## start EXERCISE DATA

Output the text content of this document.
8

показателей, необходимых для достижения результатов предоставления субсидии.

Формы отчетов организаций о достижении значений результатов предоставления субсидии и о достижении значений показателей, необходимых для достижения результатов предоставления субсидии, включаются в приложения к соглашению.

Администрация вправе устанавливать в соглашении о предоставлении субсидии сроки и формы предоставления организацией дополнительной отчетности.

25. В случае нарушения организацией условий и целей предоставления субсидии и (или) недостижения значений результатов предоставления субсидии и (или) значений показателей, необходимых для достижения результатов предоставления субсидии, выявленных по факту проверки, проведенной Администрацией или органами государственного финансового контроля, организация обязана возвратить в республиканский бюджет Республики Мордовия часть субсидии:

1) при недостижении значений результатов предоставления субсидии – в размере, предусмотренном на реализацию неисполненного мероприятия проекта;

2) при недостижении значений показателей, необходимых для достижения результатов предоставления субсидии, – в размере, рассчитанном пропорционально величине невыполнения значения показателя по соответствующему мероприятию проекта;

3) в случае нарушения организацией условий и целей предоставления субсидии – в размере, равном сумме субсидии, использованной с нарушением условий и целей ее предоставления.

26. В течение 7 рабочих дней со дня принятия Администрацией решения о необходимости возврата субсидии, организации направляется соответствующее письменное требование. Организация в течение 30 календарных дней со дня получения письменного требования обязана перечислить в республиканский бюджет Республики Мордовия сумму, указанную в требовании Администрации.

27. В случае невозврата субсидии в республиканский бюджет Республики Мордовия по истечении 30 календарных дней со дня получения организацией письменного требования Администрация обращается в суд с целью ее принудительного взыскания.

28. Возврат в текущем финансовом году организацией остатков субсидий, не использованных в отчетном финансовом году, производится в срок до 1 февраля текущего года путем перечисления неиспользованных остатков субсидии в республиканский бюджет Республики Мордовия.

## end EXERCISE DATA

SET EXERCISE - Every entry should be printed again exactly as it stands.

TASK ANSWER -
Output the text content of this document.
8

показателей, необходимых для достижения результатов предоставления субсидии.

Формы отчетов организаций о достижении значений результатов предоставления субсидии и о достижении значений показателей, необходимых для достижения результатов предоставления субсидии, включаются в приложения к соглашению.

Администрация вправе устанавливать в соглашении о предоставлении субсидии сроки и формы предоставления организацией дополнительной отчетности.

25. В случае нарушения организацией условий и целей предоставления субсидии и (или) недостижения значений результатов предоставления субсидии и (или) значений показателей, необходимых для достижения результатов предоставления субсидии, выявленных по факту проверки, проведенной Администрацией или органами государственного финансового контроля, организация обязана возвратить в республиканский бюджет Республики Мордовия часть субсидии:

1) при недостижении значений результатов предоставления субсидии – в размере, предусмотренном на реализацию неисполненного мероприятия проекта;

2) при недостижении значений показателей, необходимых для достижения результатов предоставления субсидии, – в размере, рассчитанном пропорционально величине невыполнения значения показателя по соответствующему мероприятию проекта;

3) в случае нарушения организацией условий и целей предоставления субсидии – в размере, равном сумме субсидии, использованной с нарушением условий и целей ее предоставления.

26. В течение 7 рабочих дней со дня принятия Администрацией решения о необходимости возврата субсидии, организации направляется соответствующее письменное требование. Организация в течение 30 календарных дней со дня получения письменного требования обязана перечислить в республиканский бюджет Республики Мордовия сумму, указанную в требовании Администрации.

27. В случае невозврата субсидии в республиканский бюджет Республики Мордовия по истечении 30 календарных дней со дня получения организацией письменного требования Администрация обращается в суд с целью ее принудительного взыскания.

28. Возврат в текущем финансовом году организацией остатков субсидий, не использованных в отчетном финансовом году, производится в срок до 1 февраля текущего года путем перечисления неиспользованных остатков субсидии в республиканский бюджет Республики Мордовия.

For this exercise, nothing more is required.